WHAT TO DO: Where a line in the listing contains the string "grid", copy that line out.

###

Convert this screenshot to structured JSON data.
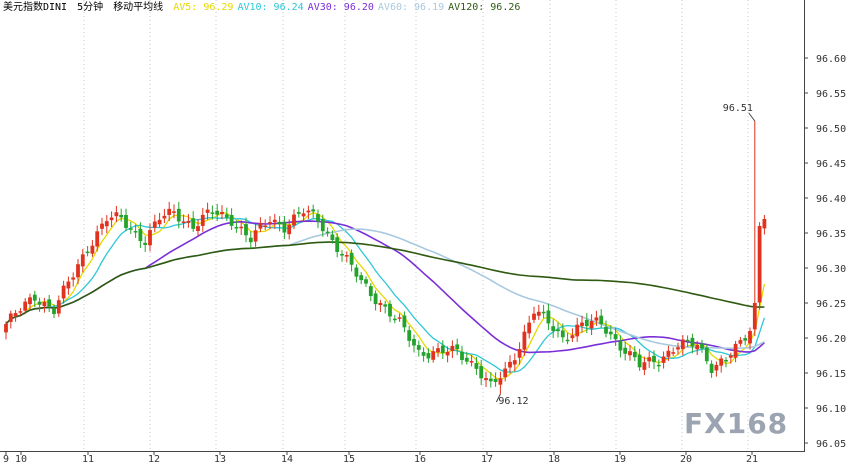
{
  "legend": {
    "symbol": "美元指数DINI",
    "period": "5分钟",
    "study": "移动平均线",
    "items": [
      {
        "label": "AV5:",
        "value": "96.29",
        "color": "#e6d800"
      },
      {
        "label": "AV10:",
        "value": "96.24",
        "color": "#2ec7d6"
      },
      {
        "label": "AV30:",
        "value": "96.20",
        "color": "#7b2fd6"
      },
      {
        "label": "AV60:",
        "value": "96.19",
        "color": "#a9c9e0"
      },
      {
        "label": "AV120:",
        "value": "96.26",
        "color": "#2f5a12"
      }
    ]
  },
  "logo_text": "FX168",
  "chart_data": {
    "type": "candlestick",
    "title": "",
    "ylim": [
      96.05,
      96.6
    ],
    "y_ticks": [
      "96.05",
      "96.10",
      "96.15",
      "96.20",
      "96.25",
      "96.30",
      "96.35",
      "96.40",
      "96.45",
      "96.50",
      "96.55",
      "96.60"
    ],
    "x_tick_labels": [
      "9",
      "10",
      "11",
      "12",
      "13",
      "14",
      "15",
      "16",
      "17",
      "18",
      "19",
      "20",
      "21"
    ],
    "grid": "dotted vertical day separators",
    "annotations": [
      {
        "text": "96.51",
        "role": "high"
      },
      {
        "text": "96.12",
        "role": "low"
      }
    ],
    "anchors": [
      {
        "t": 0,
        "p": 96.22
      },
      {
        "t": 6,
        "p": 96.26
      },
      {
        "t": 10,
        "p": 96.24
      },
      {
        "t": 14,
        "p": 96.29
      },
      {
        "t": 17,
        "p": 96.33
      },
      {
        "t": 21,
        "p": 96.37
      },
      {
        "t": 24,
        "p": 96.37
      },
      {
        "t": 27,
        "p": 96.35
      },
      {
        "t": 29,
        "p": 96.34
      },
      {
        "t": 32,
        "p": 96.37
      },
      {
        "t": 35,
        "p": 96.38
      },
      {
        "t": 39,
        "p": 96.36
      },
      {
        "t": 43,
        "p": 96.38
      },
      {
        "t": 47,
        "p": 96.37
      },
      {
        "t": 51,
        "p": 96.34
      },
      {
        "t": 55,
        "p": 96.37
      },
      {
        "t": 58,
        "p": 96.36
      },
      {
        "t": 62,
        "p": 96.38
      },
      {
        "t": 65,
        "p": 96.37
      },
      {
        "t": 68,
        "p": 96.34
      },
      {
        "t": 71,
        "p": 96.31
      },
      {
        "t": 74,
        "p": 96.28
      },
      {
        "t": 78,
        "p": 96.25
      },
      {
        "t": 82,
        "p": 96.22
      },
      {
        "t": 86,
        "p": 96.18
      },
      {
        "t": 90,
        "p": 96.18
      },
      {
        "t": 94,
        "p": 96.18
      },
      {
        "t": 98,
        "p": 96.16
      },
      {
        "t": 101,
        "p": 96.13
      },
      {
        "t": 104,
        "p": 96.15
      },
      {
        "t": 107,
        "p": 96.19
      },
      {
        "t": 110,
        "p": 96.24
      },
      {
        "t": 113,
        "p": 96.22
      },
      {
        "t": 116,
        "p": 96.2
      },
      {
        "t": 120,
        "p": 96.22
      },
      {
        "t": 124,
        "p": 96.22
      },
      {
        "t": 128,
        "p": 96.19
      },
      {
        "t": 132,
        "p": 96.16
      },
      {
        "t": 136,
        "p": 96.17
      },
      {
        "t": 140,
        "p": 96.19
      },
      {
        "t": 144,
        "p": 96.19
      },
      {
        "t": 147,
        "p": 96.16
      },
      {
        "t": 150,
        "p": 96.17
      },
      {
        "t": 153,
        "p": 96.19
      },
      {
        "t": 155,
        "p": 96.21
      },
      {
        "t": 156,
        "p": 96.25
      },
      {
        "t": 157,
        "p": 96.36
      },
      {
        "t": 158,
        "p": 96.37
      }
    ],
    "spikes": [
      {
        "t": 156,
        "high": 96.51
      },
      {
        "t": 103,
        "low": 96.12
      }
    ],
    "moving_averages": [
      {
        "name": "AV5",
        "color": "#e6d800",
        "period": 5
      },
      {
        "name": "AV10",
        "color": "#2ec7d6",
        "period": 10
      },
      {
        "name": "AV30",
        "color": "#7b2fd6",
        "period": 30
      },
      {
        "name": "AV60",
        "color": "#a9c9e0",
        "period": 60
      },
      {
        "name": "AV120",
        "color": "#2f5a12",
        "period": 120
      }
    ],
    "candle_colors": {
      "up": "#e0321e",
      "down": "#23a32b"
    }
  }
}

###

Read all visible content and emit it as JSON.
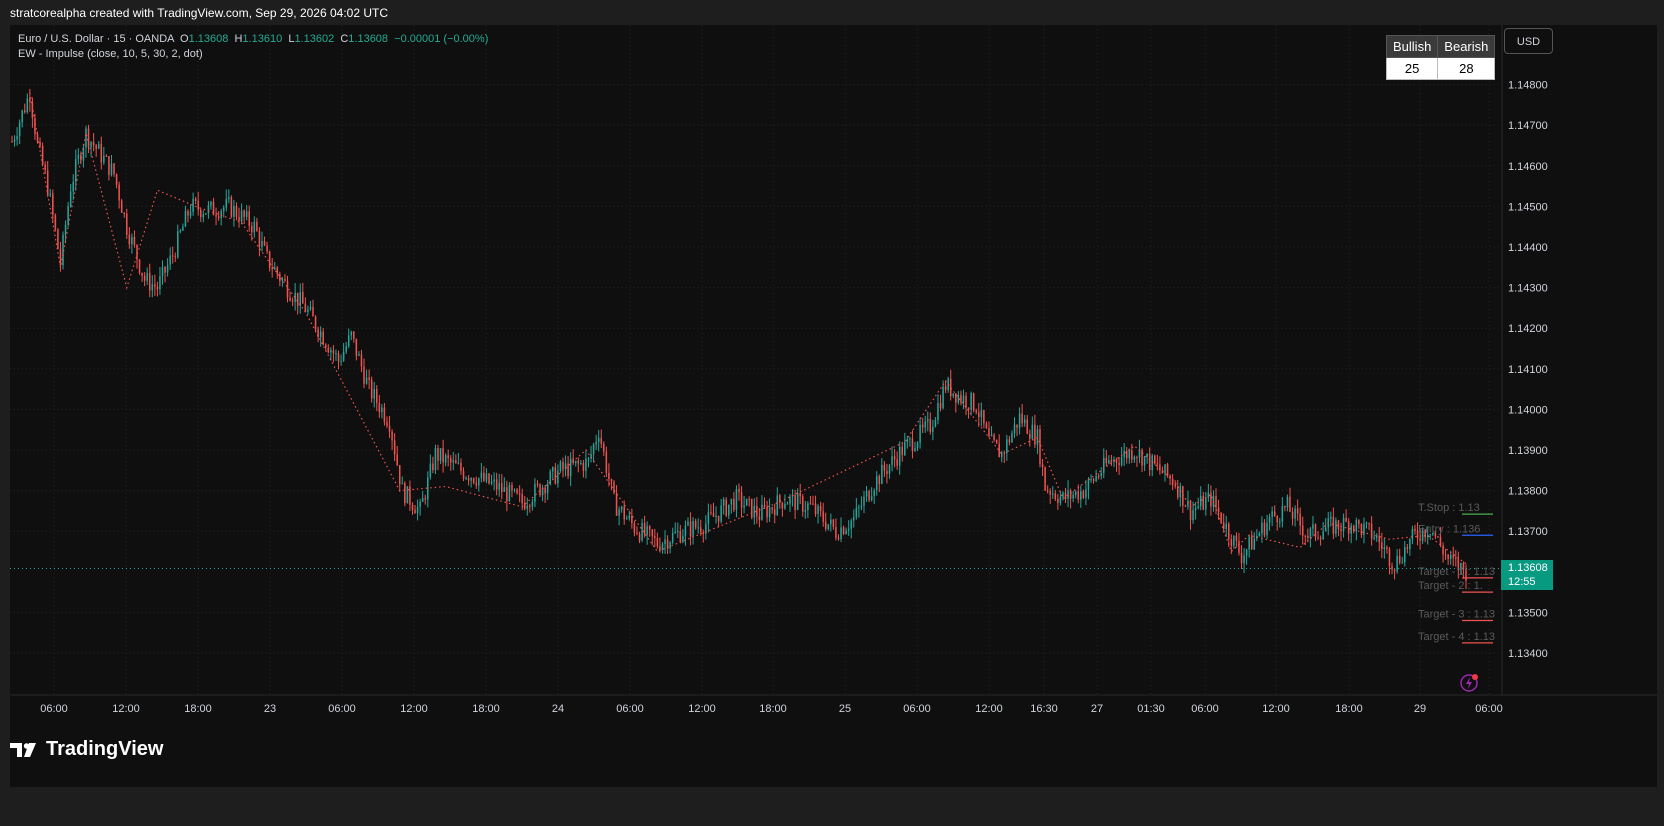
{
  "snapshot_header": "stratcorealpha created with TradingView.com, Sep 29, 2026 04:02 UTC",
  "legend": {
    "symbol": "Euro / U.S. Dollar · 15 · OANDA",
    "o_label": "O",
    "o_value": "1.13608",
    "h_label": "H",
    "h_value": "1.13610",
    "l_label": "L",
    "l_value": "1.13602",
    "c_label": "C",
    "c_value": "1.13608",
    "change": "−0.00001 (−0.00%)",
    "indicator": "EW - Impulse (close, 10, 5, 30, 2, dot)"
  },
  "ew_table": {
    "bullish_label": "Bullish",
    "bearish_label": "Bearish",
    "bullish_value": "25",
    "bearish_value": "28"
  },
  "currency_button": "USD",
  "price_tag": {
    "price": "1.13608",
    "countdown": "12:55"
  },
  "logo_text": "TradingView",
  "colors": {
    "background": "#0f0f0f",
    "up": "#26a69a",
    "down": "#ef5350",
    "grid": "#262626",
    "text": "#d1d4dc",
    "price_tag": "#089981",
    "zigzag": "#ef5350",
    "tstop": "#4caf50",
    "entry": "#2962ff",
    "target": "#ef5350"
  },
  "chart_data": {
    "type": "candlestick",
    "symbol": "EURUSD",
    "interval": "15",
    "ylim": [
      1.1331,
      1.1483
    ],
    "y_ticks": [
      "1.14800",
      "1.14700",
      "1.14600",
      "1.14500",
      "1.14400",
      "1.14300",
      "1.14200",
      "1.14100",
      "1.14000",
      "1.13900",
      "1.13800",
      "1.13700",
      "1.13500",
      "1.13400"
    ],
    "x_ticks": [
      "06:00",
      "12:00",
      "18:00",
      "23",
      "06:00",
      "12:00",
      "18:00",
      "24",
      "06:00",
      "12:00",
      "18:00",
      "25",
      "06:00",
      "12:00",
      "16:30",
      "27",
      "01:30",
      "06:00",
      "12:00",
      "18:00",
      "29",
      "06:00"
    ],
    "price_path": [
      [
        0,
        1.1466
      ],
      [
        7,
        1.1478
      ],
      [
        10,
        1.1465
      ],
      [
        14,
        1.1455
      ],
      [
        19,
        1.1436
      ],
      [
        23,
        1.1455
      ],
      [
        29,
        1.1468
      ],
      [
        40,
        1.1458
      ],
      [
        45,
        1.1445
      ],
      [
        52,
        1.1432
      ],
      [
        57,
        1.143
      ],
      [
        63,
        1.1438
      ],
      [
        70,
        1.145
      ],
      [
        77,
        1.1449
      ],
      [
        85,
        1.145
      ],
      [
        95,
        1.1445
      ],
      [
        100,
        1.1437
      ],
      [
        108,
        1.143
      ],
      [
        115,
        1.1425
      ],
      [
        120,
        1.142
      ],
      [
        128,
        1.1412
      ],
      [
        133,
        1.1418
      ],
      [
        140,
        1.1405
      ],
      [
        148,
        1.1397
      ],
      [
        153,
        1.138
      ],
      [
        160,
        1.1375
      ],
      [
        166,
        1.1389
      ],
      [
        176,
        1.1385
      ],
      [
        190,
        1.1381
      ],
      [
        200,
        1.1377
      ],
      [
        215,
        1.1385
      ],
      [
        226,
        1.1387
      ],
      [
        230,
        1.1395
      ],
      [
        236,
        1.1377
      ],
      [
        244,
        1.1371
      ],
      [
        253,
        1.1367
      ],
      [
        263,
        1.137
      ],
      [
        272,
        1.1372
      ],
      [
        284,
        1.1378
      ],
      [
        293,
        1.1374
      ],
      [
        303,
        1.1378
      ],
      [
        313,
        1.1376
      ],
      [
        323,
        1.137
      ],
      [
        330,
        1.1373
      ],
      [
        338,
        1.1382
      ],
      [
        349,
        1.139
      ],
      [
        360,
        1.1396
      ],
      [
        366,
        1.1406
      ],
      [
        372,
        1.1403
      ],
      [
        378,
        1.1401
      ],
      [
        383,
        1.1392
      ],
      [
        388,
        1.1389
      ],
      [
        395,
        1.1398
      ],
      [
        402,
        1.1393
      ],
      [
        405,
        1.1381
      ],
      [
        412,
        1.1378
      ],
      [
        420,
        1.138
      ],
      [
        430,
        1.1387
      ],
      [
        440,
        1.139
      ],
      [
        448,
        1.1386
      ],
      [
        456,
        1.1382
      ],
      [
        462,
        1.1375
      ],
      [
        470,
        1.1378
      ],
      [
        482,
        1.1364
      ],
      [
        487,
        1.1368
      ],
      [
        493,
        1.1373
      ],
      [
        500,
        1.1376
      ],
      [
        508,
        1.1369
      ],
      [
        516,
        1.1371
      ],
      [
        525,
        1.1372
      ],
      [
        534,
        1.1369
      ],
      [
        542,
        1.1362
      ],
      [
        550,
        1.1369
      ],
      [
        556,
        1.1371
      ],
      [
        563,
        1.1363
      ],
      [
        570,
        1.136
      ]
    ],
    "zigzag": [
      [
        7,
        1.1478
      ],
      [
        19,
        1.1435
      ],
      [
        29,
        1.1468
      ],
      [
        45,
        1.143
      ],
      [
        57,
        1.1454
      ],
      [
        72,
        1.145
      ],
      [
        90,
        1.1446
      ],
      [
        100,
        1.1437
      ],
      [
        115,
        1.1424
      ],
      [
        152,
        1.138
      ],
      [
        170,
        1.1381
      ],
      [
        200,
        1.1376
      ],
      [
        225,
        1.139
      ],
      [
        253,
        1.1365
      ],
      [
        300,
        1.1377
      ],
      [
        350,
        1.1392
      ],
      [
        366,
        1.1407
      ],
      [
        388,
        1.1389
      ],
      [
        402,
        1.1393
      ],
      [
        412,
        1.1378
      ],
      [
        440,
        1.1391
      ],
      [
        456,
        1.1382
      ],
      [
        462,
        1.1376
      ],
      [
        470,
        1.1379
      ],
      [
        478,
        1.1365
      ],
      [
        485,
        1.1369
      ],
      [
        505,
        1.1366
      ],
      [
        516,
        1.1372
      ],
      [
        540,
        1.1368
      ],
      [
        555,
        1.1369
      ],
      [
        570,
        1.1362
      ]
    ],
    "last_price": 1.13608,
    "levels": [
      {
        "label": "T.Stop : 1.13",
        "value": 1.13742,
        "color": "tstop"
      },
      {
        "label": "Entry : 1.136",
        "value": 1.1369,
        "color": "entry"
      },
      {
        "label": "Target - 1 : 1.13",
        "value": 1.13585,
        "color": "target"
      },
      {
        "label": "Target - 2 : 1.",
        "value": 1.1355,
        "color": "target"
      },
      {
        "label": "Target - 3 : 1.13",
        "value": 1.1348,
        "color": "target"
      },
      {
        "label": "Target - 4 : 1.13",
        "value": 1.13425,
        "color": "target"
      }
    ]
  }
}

###

ANSWER BELOW:
    "grid": "dotted vertical day separators",
    "grid": "#262626",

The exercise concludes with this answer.